## The task
Reproduce each line from the records that holds "this".

Data listing
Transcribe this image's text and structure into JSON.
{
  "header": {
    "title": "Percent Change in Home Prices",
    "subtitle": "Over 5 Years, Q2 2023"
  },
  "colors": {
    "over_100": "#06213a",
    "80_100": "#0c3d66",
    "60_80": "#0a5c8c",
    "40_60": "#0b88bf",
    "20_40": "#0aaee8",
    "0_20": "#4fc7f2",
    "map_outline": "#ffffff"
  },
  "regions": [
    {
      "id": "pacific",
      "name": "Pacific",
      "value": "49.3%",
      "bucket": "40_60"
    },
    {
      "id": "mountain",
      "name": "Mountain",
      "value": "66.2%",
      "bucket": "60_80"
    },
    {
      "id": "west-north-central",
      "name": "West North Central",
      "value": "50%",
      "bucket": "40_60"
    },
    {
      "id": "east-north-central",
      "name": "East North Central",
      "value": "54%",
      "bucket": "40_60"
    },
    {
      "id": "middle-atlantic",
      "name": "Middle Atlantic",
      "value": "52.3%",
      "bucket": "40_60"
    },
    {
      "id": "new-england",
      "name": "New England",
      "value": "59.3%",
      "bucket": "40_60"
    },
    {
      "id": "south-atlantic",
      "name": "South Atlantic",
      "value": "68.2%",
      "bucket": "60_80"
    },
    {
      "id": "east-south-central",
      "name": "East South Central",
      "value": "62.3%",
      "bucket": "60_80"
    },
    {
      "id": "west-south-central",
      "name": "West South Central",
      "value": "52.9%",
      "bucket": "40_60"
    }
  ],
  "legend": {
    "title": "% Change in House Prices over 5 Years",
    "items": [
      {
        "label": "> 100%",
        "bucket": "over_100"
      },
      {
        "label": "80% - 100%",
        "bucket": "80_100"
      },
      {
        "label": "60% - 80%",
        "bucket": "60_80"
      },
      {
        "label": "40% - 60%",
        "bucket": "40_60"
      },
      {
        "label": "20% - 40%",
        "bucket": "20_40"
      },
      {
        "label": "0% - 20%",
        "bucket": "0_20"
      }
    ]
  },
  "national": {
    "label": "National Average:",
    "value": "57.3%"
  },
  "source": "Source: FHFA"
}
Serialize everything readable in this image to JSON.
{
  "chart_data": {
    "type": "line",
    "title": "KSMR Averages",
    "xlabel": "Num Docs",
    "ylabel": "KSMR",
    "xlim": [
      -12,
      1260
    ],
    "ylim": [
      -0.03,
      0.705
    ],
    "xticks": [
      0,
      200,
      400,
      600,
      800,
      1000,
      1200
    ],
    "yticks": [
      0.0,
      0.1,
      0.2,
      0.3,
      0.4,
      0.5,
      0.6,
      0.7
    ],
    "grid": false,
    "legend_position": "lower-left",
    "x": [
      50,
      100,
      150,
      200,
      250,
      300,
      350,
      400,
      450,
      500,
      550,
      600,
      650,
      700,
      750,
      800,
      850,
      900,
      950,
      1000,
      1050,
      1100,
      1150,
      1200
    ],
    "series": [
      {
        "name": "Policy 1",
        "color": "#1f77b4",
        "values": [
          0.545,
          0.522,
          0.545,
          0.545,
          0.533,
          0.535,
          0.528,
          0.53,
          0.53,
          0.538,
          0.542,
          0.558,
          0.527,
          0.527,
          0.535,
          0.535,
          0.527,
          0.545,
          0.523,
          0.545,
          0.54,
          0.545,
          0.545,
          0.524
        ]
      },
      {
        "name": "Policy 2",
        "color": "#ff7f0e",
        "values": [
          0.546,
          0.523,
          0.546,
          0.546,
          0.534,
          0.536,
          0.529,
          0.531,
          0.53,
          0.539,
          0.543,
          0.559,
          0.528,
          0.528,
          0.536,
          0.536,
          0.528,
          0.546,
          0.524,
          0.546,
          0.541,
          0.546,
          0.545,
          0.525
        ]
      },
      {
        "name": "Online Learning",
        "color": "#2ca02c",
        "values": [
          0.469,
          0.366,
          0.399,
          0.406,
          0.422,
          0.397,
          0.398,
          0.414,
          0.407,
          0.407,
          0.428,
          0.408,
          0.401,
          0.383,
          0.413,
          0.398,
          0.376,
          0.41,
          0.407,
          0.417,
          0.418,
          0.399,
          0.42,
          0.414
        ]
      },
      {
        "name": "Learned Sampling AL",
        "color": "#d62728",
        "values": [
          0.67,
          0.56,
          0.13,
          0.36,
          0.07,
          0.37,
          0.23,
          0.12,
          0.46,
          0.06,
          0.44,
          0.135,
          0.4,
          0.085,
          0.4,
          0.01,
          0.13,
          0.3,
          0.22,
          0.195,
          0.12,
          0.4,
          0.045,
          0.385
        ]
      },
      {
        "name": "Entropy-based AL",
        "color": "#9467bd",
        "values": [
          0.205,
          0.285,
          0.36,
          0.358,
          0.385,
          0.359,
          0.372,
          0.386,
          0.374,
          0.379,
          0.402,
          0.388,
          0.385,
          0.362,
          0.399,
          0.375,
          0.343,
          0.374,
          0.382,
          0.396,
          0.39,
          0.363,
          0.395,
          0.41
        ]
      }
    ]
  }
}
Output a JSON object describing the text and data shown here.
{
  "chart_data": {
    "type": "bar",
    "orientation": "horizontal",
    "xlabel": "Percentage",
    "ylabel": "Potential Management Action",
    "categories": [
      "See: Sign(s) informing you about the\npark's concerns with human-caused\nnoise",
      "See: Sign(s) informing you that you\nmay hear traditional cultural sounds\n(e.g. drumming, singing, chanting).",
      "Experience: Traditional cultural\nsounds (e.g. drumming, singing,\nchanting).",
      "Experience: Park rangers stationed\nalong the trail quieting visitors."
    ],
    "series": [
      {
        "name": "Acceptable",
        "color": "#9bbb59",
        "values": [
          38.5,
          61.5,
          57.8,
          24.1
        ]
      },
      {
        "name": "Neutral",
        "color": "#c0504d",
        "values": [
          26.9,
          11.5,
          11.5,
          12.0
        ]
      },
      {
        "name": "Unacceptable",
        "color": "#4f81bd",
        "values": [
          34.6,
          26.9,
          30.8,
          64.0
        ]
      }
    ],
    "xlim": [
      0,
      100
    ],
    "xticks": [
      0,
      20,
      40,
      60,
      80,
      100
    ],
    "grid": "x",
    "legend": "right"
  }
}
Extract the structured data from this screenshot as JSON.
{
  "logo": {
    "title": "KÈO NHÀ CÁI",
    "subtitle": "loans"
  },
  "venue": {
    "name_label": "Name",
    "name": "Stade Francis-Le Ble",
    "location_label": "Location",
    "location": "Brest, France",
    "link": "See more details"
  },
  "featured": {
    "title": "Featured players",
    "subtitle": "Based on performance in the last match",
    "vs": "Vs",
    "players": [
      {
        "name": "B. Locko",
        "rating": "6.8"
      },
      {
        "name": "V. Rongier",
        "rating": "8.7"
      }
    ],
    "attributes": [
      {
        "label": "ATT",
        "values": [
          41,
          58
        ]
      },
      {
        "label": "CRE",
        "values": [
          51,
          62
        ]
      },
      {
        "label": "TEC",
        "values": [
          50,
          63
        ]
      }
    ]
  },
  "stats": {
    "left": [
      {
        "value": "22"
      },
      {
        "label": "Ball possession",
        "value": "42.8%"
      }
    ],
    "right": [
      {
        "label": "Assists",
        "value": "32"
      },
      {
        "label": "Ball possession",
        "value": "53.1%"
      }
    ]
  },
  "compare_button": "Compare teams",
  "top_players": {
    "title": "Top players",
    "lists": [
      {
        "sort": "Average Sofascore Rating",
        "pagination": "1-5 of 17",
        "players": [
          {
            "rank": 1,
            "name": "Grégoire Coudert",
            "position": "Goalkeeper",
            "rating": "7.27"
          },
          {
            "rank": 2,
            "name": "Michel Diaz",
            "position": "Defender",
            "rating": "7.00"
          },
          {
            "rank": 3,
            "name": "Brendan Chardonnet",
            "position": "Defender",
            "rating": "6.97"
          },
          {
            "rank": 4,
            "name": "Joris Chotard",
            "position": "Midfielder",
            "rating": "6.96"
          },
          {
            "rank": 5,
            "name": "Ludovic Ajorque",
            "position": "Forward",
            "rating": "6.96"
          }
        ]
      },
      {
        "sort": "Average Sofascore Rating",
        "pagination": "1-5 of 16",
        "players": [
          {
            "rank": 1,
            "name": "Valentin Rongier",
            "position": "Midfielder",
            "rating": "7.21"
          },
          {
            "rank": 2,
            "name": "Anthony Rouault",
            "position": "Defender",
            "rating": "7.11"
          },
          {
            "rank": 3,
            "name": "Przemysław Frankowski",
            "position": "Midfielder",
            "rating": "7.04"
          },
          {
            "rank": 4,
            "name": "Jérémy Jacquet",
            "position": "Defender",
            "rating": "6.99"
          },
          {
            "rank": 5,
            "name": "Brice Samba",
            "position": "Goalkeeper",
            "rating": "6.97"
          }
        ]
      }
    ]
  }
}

## Task answer
Transcribe this image's text and structure into JSON.
Serialize everything readable in this image to JSON.
Extract the structured data from this screenshot as JSON.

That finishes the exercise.